[Source data]

—————

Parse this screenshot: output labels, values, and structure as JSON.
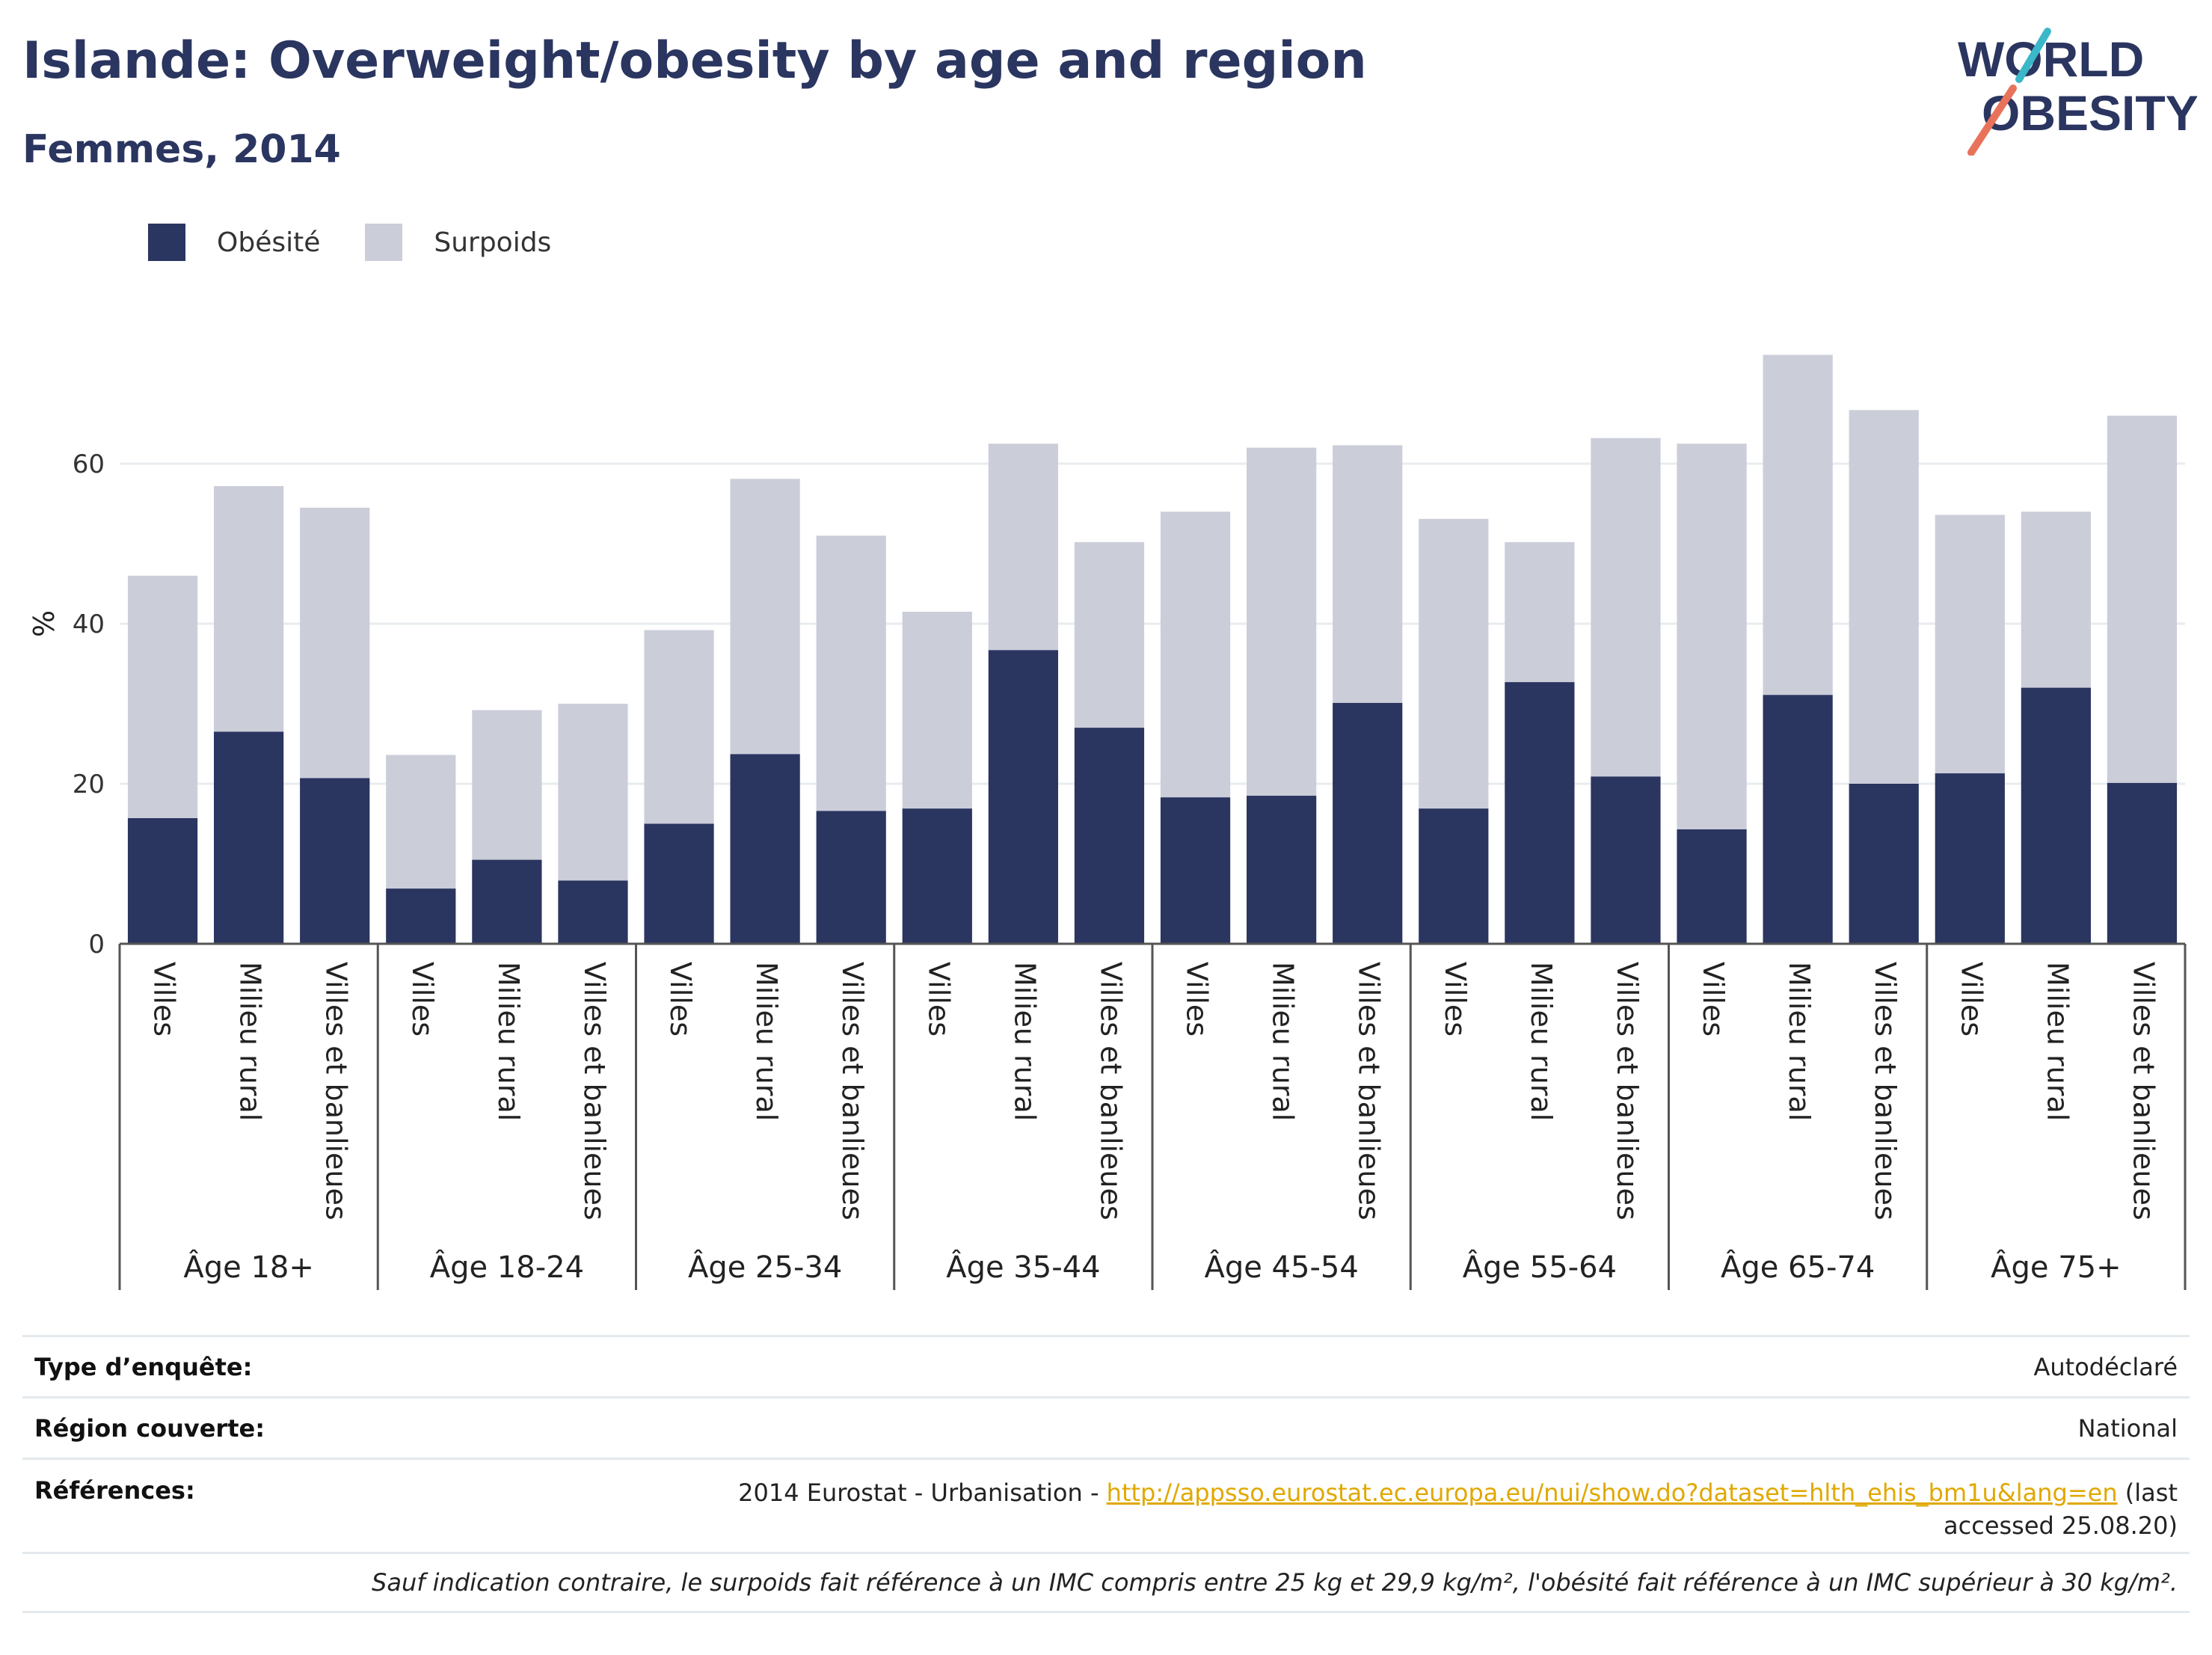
{
  "title": "Islande: Overweight/obesity by age and region",
  "subtitle": "Femmes, 2014",
  "logo": {
    "line1": "WORLD",
    "line2": "OBESITY",
    "colors": [
      "#2a3560",
      "#e8735a",
      "#3ab7c8"
    ]
  },
  "legend": [
    {
      "label": "Obésité",
      "color": "#2a3560"
    },
    {
      "label": "Surpoids",
      "color": "#cbcdd9"
    }
  ],
  "chart_data": {
    "type": "bar",
    "stacked": true,
    "ylabel": "%",
    "ylim": [
      0,
      80
    ],
    "yticks": [
      0,
      20,
      40,
      60
    ],
    "grid": true,
    "legend_position": "top-left",
    "groups": [
      "Âge 18+",
      "Âge 18-24",
      "Âge 25-34",
      "Âge 35-44",
      "Âge 45-54",
      "Âge 55-64",
      "Âge 65-74",
      "Âge 75+"
    ],
    "subcategories": [
      "Villes",
      "Milieu rural",
      "Villes et banlieues"
    ],
    "series": [
      {
        "name": "Obésité",
        "color": "#2a3560",
        "values": [
          15.7,
          26.5,
          20.7,
          6.9,
          10.5,
          7.9,
          15.0,
          23.7,
          16.6,
          16.9,
          36.7,
          27.0,
          18.3,
          18.5,
          30.1,
          16.9,
          32.7,
          20.9,
          14.3,
          31.1,
          20.0,
          21.3,
          32.0,
          20.1
        ]
      },
      {
        "name": "Surpoids",
        "color": "#cbcdd9",
        "values": [
          30.3,
          30.7,
          33.8,
          16.7,
          18.7,
          22.1,
          24.2,
          34.4,
          34.4,
          24.6,
          25.8,
          23.2,
          35.7,
          43.5,
          32.2,
          36.2,
          17.5,
          42.3,
          48.2,
          42.5,
          46.7,
          32.3,
          22.0,
          45.9
        ]
      }
    ]
  },
  "info": {
    "survey_type_label": "Type d’enquête:",
    "survey_type_value": "Autodéclaré",
    "region_label": "Région couverte:",
    "region_value": "National",
    "references_label": "Références:",
    "references_prefix": "2014 Eurostat - Urbanisation - ",
    "references_link": "http://appsso.eurostat.ec.europa.eu/nui/show.do?dataset=hlth_ehis_bm1u&lang=en",
    "references_suffix": " (last accessed 25.08.20)",
    "note": "Sauf indication contraire, le surpoids fait référence à un IMC compris entre 25 kg et 29,9 kg/m², l'obésité fait référence à un IMC supérieur à 30 kg/m²."
  }
}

—————

→ EXERCISE REQUIREMENTS
Extract the entries in full, exactly as they are, minus the pictures.

→ RESULT FOR THIS EXERCISE
Parse this screenshot: output labels, values, and structure as JSON.
{
  "title": "Islande: Overweight/obesity by age and region",
  "subtitle": "Femmes, 2014",
  "logo": {
    "line1": "WORLD",
    "line2": "OBESITY",
    "colors": [
      "#2a3560",
      "#e8735a",
      "#3ab7c8"
    ]
  },
  "legend": [
    {
      "label": "Obésité",
      "color": "#2a3560"
    },
    {
      "label": "Surpoids",
      "color": "#cbcdd9"
    }
  ],
  "chart_data": {
    "type": "bar",
    "stacked": true,
    "ylabel": "%",
    "ylim": [
      0,
      80
    ],
    "yticks": [
      0,
      20,
      40,
      60
    ],
    "grid": true,
    "legend_position": "top-left",
    "groups": [
      "Âge 18+",
      "Âge 18-24",
      "Âge 25-34",
      "Âge 35-44",
      "Âge 45-54",
      "Âge 55-64",
      "Âge 65-74",
      "Âge 75+"
    ],
    "subcategories": [
      "Villes",
      "Milieu rural",
      "Villes et banlieues"
    ],
    "series": [
      {
        "name": "Obésité",
        "color": "#2a3560",
        "values": [
          15.7,
          26.5,
          20.7,
          6.9,
          10.5,
          7.9,
          15.0,
          23.7,
          16.6,
          16.9,
          36.7,
          27.0,
          18.3,
          18.5,
          30.1,
          16.9,
          32.7,
          20.9,
          14.3,
          31.1,
          20.0,
          21.3,
          32.0,
          20.1
        ]
      },
      {
        "name": "Surpoids",
        "color": "#cbcdd9",
        "values": [
          30.3,
          30.7,
          33.8,
          16.7,
          18.7,
          22.1,
          24.2,
          34.4,
          34.4,
          24.6,
          25.8,
          23.2,
          35.7,
          43.5,
          32.2,
          36.2,
          17.5,
          42.3,
          48.2,
          42.5,
          46.7,
          32.3,
          22.0,
          45.9
        ]
      }
    ]
  },
  "info": {
    "survey_type_label": "Type d’enquête:",
    "survey_type_value": "Autodéclaré",
    "region_label": "Région couverte:",
    "region_value": "National",
    "references_label": "Références:",
    "references_prefix": "2014 Eurostat - Urbanisation - ",
    "references_link": "http://appsso.eurostat.ec.europa.eu/nui/show.do?dataset=hlth_ehis_bm1u&lang=en",
    "references_suffix": " (last accessed 25.08.20)",
    "note": "Sauf indication contraire, le surpoids fait référence à un IMC compris entre 25 kg et 29,9 kg/m², l'obésité fait référence à un IMC supérieur à 30 kg/m²."
  }
}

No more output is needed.